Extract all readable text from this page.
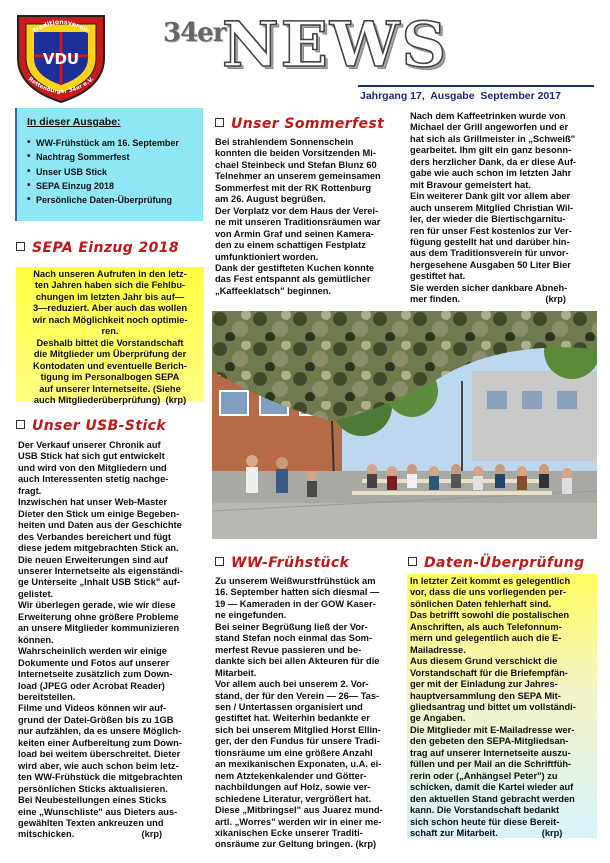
VDU
Traditionsverein
Rottenburger 34er e.V.
34er
NEWS
Jahrgang 17,  Ausgabe  September 2017
In dieser Ausgabe:
• WW-Frühstück am 16. September
• Nachtrag Sommerfest
• Unser USB Stick
• SEPA Einzug 2018
• Persönliche Daten-Überprüfung
SEPA Einzug 2018

Nach unseren Aufrufen in den letz-

ten Jahren haben sich die Fehlbu-

chungen im letzten Jahr bis auf—

3—reduziert. Aber auch das wollen

wir nach Möglichkeit noch optimie-

ren.

Deshalb bittet die Vorstandschaft

die Mitglieder um Überprüfung der

Kontodaten und eventuelle Berich-

tigung im Personalbogen SEPA

auf unserer Internetseite. (Siehe

auch Mitgliederüberprüfung)  (krp)

Unser USB-Stick

Der Verkauf unserer Chronik auf

USB Stick hat sich gut entwickelt

und wird von den Mitgliedern und

auch Interessenten stetig nachge-

fragt.

Inzwischen hat unser Web-Master

Dieter den Stick um einige Begeben-

heiten und Daten aus der Geschichte

des Verbandes bereichert und fügt

diese jedem mitgebrachten Stick an.

Die neuen Erweiterungen sind auf

unserer Internetseite als eigenständi-

ge Unterseite „Inhalt USB Stick" auf-

gelistet.

Wir überlegen gerade, wie wir diese

Erweiterung ohne größere Probleme

an unsere Mitglieder kommunizieren

können.

Wahrscheinlich werden wir einige

Dokumente und Fotos auf unserer

Internetseite zusätzlich zum Down-

load (JPEG oder Acrobat Reader)

bereitstellen.

Filme und Videos können wir auf-

grund der Datei-Größen bis zu 1GB

nur aufzählen, da es unsere Möglich-

keiten einer Aufbereitung zum Down-

load bei weitem überschreitet. Dieter

wird aber, wie auch schon beim letz-

ten WW-Frühstück die mitgebrachten

persönlichen Sticks aktualisieren.

Bei Neubestellungen eines Sticks

eine „Wunschliste" aus Dieters aus-

gewählten Texten ankreuzen und

mitschicken.                          (krp)

Unser Sommerfest

Bei strahlendem Sonnenschein

konnten die beiden Vorsitzenden Mi-

chael Steinbeck und Stefan Blunz 60

Telnehmer an unserem gemeinsamen

Sommerfest mit der RK Rottenburg

am 26. August begrüßen.

Der Vorplatz vor dem Haus der Verei-

ne mit unseren Traditionsräumen war

von Armin Graf und seinen Kamera-

den zu einem schattigen Festplatz

umfunktioniert worden.

Dank der gestifteten Kuchen konnte

das Fest entspannt als gemütlicher

„Kaffeeklatsch" beginnen.

Nach dem Kaffeetrinken wurde von

Michael der Grill angeworfen und er

hat sich als Grillmeister in „Schweiß"

gearbeitet. Ihm gilt ein ganz besonn-

ders herzlicher Dank, da er diese Auf-

gabe wie auch schon im letzten Jahr

mit Bravour gemeistert hat.

Ein weiterer Dank gilt vor allem aber

auch unserem Mitglied Christian Wil-

ler, der wieder die Biertischgarnitu-

ren für unser Fest kostenlos zur Ver-

fügung gestellt hat und darüber hin-

aus dem Traditionsverein für unvor-

hergesehene Ausgaben 50 Liter Bier

gestiftet hat.

Sie werden sicher dankbare Abneh-

mer finden.                                 (krp)

WW-Frühstück

Zu unserem Weißwurstfrühstück am

16. September hatten sich diesmal —

19 — Kameraden in der GOW Kaser-

ne eingefunden.

Bei seiner Begrüßung ließ der Vor-

stand Stefan noch einmal das Som-

merfest Revue passieren und be-

dankte sich bei allen Akteuren für die

Mitarbeit.

Vor allem auch bei unserem 2. Vor-

stand, der für den Verein — 26— Tas-

sen / Untertassen organisiert und

gestiftet hat. Weiterhin bedankte er

sich bei unserem Mitglied Horst Ellin-

ger, der den Fundus für unsere Tradi-

tionsräume um eine größere Anzahl

an mexikanischen Exponaten, u.A. ei-

nem Atztekenkalender und Götter-

nachbildungen auf Holz, sowie ver-

schiedene Literatur, vergrößert hat.

Diese „Mitbringsel" aus Juarez mund-

artl. „Worres" werden wir in einer me-

xikanischen Ecke unserer Traditi-

onsräume zur Geltung bringen. (krp)

Daten-Überprüfung

In letzter Zeit kommt es gelegentlich

vor, dass die uns vorliegenden per-

sönlichen Daten fehlerhaft sind.

Das betrifft sowohl die postalischen

Anschriften, als auch Telefonnum-

mern und gelegentlich auch die E-

Mailadresse.

Aus diesem Grund verschickt die

Vorstandschaft für die Briefempfän-

ger mit der Einladung zur Jahres-

hauptversammlung den SEPA Mit-

gliedsantrag und bittet um vollständi-

ge Angaben.

Die Mitglieder mit E-Mailadresse wer-

den gebeten den SEPA-Mitgliedsan-

trag auf unserer Internetseite auszu-

füllen und per Mail an die Schriftfüh-

rerin oder („Anhängsel Peter") zu

schicken, damit die Kartei wieder auf

den aktuellen Stand gebracht werden

kann. Die Vorstandschaft bedankt

sich schon heute für diese Bereit-

schaft zur Mitarbeit.                 (krp)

--------------------------------

What you need to do: From the listing, copy each line containing the word "auch".

Written solution:
3—reduziert. Aber auch das wollen
auch Mitgliederüberprüfung)  (krp)
auch Interessenten stetig nachge-
wird aber, wie auch schon beim letz-
gabe wie auch schon im letzten Jahr
auch unserem Mitglied Christian Wil-
Vor allem auch bei unserem 2. Vor-
Anschriften, als auch Telefonnum-
mern und gelegentlich auch die E-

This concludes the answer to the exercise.